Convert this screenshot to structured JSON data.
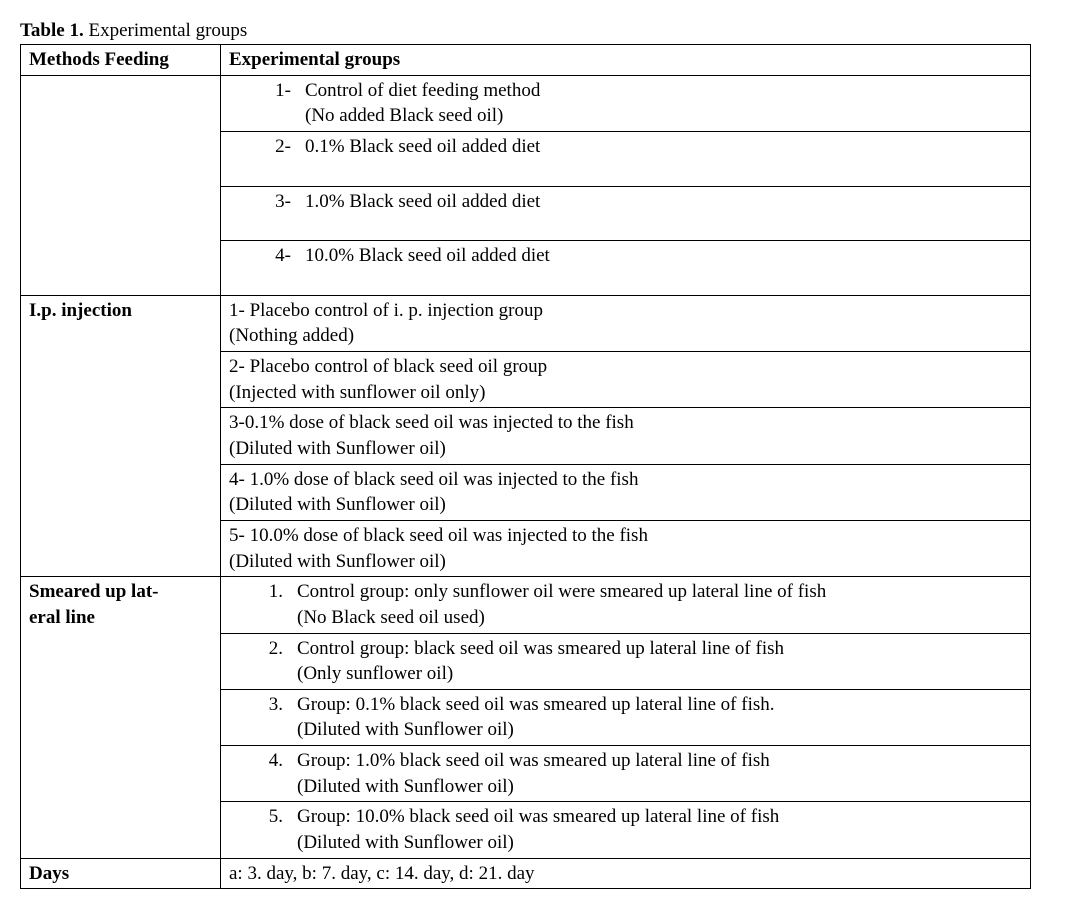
{
  "caption_bold": "Table 1.",
  "caption_rest": " Experimental groups",
  "header_methods": "Methods Feeding",
  "header_groups": "Experimental groups",
  "feeding": {
    "r1_num": "1-",
    "r1_txt": "Control of diet feeding method",
    "r1_sub": "(No added Black seed oil)",
    "r2_num": "2-",
    "r2_txt": "0.1% Black seed oil added diet",
    "r3_num": "3-",
    "r3_txt": "1.0% Black seed oil added diet",
    "r4_num": "4-",
    "r4_txt": "10.0%   Black seed oil added diet"
  },
  "ip_label": "I.p. injection",
  "ip": {
    "r1a": "1- Placebo control of i. p. injection group",
    "r1b": "(Nothing added)",
    "r2a": "2- Placebo control of black seed oil group",
    "r2b": "(Injected with sunflower oil only)",
    "r3a": "3-0.1%  dose of black seed oil was injected to the fish",
    "r3b": "(Diluted with Sunflower oil)",
    "r4a": "4- 1.0%  dose of black seed oil was injected to the fish",
    "r4b": "(Diluted with Sunflower oil)",
    "r5a": "5- 10.0%  dose of black seed oil was injected to the fish",
    "r5b": "(Diluted with Sunflower oil)"
  },
  "smear_label_l1": "Smeared up lat-",
  "smear_label_l2": "eral line",
  "smear": {
    "r1_num": "1.",
    "r1_txt": "Control group: only sunflower oil were smeared up lateral line of fish",
    "r1_sub": "(No  Black seed oil used)",
    "r2_num": "2.",
    "r2_txt": "Control group: black seed oil was smeared up lateral line of fish",
    "r2_sub": "(Only sunflower oil)",
    "r3_num": "3.",
    "r3_txt": "Group: 0.1% black seed oil was smeared up lateral line of fish.",
    "r3_sub": "(Diluted with Sunflower oil)",
    "r4_num": "4.",
    "r4_txt": "Group: 1.0%  black seed oil was smeared up lateral line of fish",
    "r4_sub": "(Diluted with Sunflower oil)",
    "r5_num": "5.",
    "r5_txt": "Group: 10.0%  black seed oil was smeared up lateral line of fish",
    "r5_sub": "(Diluted with Sunflower oil)"
  },
  "days_label": "Days",
  "days_value": "a: 3. day, b: 7. day, c: 14. day, d: 21. day"
}
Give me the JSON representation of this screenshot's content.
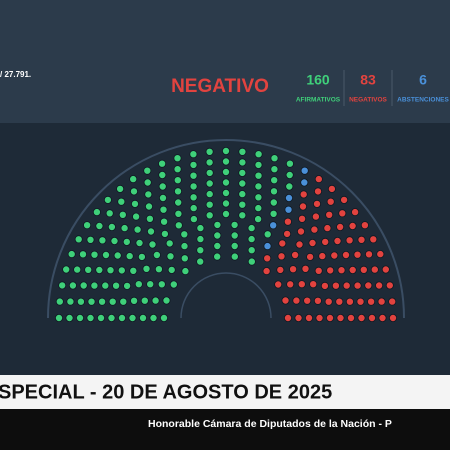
{
  "header": {
    "session_text": "/ 27.791.",
    "result": "NEGATIVO",
    "counts": [
      {
        "value": 160,
        "label": "AFIRMATIVOS",
        "color": "#3fd07a"
      },
      {
        "value": 83,
        "label": "NEGATIVOS",
        "color": "#e2433f"
      },
      {
        "value": 6,
        "label": "ABSTENCIONES",
        "color": "#4a90d9"
      }
    ]
  },
  "banner": {
    "title": "SPECIAL - 20 DE AGOSTO DE 2025",
    "subtitle": "Honorable Cámara de Diputados de la Nación - P"
  }
}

________

Instruction:
Leave the pictures out, and reproduce only the lines from the line holding "Give me the" through the last line of the material, both included.

Result of this exercise:
Give me the JSON representation of this screenshot's content.
{
  "header": {
    "session_text": "/ 27.791.",
    "result": "NEGATIVO",
    "counts": [
      {
        "value": 160,
        "label": "AFIRMATIVOS",
        "color": "#3fd07a"
      },
      {
        "value": 83,
        "label": "NEGATIVOS",
        "color": "#e2433f"
      },
      {
        "value": 6,
        "label": "ABSTENCIONES",
        "color": "#4a90d9"
      }
    ]
  },
  "banner": {
    "title": "SPECIAL - 20 DE AGOSTO DE 2025",
    "subtitle": "Honorable Cámara de Diputados de la Nación - P"
  }
}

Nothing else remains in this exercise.